Records for this task:
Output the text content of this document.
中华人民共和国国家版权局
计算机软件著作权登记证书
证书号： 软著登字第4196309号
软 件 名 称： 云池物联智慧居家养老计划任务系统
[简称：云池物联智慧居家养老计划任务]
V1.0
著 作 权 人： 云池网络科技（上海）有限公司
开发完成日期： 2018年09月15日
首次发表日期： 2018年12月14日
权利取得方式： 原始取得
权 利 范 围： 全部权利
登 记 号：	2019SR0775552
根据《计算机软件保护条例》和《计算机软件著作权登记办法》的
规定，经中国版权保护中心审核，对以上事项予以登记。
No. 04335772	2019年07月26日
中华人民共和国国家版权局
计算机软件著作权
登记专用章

...

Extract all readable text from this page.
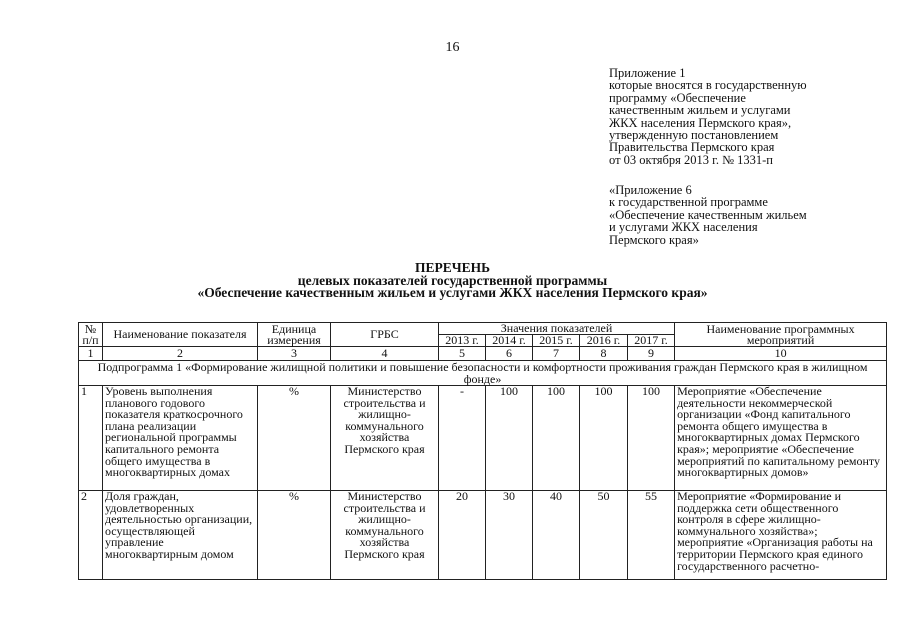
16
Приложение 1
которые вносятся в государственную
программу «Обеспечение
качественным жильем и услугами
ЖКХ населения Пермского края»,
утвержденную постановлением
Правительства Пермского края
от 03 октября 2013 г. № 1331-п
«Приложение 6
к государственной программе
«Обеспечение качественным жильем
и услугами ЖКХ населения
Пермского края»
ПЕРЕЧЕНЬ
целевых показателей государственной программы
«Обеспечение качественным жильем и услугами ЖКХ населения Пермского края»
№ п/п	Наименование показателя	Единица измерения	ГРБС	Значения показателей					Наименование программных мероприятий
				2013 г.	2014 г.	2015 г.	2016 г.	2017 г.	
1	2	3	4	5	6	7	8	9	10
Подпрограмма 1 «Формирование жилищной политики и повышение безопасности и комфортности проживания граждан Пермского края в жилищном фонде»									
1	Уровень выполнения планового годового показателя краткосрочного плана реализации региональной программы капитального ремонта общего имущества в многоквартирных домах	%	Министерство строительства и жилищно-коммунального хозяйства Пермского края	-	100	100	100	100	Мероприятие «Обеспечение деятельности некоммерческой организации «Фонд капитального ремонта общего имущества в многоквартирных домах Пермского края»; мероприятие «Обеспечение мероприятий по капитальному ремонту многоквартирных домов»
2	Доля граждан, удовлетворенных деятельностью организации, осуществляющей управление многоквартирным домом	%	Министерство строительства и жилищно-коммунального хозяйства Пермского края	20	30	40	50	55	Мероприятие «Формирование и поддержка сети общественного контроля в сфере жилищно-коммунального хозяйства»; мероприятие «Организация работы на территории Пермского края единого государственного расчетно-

...

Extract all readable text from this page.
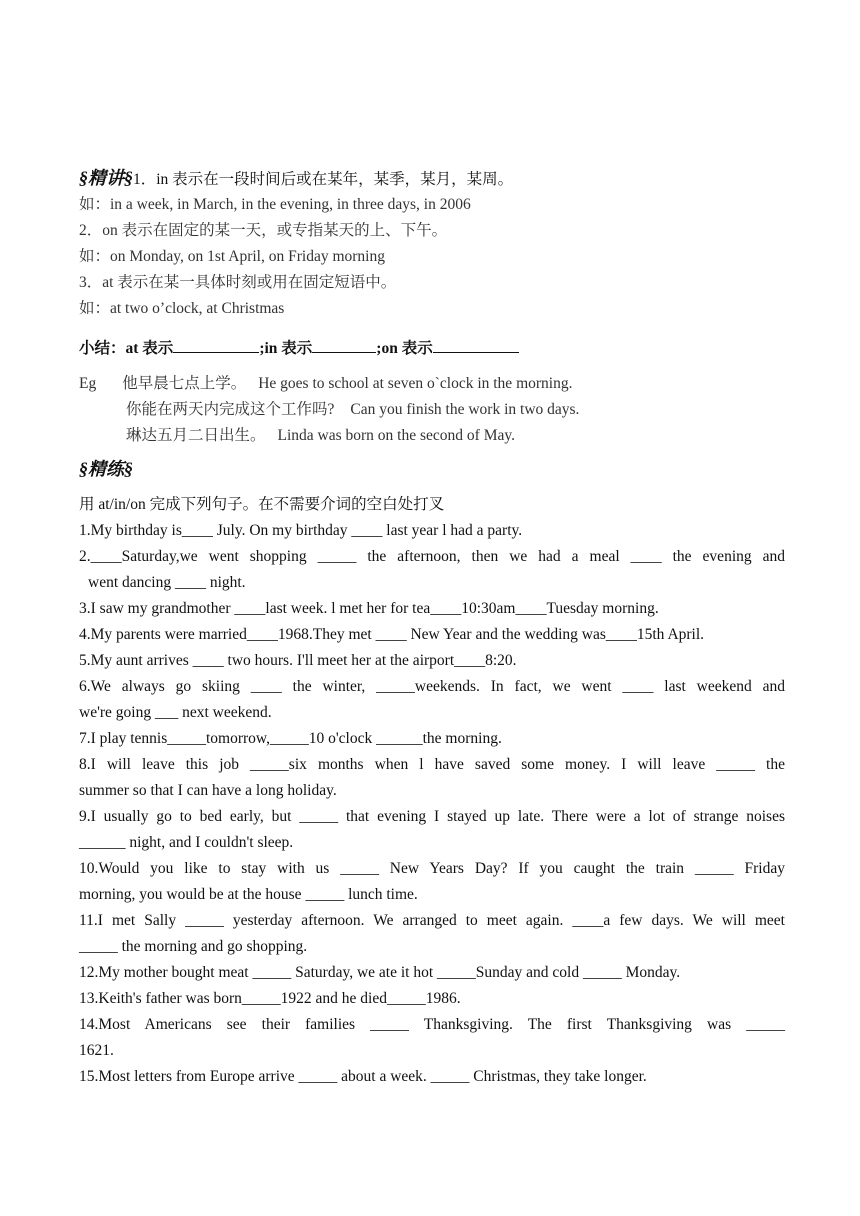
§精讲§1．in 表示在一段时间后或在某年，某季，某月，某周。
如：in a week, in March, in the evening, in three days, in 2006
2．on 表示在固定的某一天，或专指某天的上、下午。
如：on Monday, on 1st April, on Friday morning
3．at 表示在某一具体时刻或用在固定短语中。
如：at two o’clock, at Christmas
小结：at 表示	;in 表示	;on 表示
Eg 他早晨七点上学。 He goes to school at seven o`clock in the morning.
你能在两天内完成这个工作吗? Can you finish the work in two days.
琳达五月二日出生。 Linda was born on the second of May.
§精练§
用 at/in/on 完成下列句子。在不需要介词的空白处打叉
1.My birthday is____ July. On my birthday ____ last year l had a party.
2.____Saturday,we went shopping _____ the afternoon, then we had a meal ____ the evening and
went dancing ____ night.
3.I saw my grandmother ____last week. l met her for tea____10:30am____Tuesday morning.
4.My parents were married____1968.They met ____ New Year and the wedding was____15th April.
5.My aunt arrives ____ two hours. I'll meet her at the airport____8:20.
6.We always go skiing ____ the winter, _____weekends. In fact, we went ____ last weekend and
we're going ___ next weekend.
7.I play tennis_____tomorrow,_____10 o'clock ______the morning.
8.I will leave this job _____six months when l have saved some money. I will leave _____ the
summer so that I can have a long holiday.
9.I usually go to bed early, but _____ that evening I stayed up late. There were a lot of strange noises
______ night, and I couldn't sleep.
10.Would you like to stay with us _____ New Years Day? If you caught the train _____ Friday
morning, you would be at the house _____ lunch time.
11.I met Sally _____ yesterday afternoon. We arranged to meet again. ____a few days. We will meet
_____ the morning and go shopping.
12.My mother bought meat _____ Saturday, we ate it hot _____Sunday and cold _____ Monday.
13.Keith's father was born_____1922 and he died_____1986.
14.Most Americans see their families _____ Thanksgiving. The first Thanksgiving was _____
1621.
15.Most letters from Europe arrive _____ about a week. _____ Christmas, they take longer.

Task: Which lines contain the word "evening"? Return each of them.

Solved exercise:
如：in a week, in March, in the evening, in three days, in 2006
2.____Saturday,we went shopping _____ the afternoon, then we had a meal ____ the evening and
9.I usually go to bed early, but _____ that evening I stayed up late. There were a lot of strange noises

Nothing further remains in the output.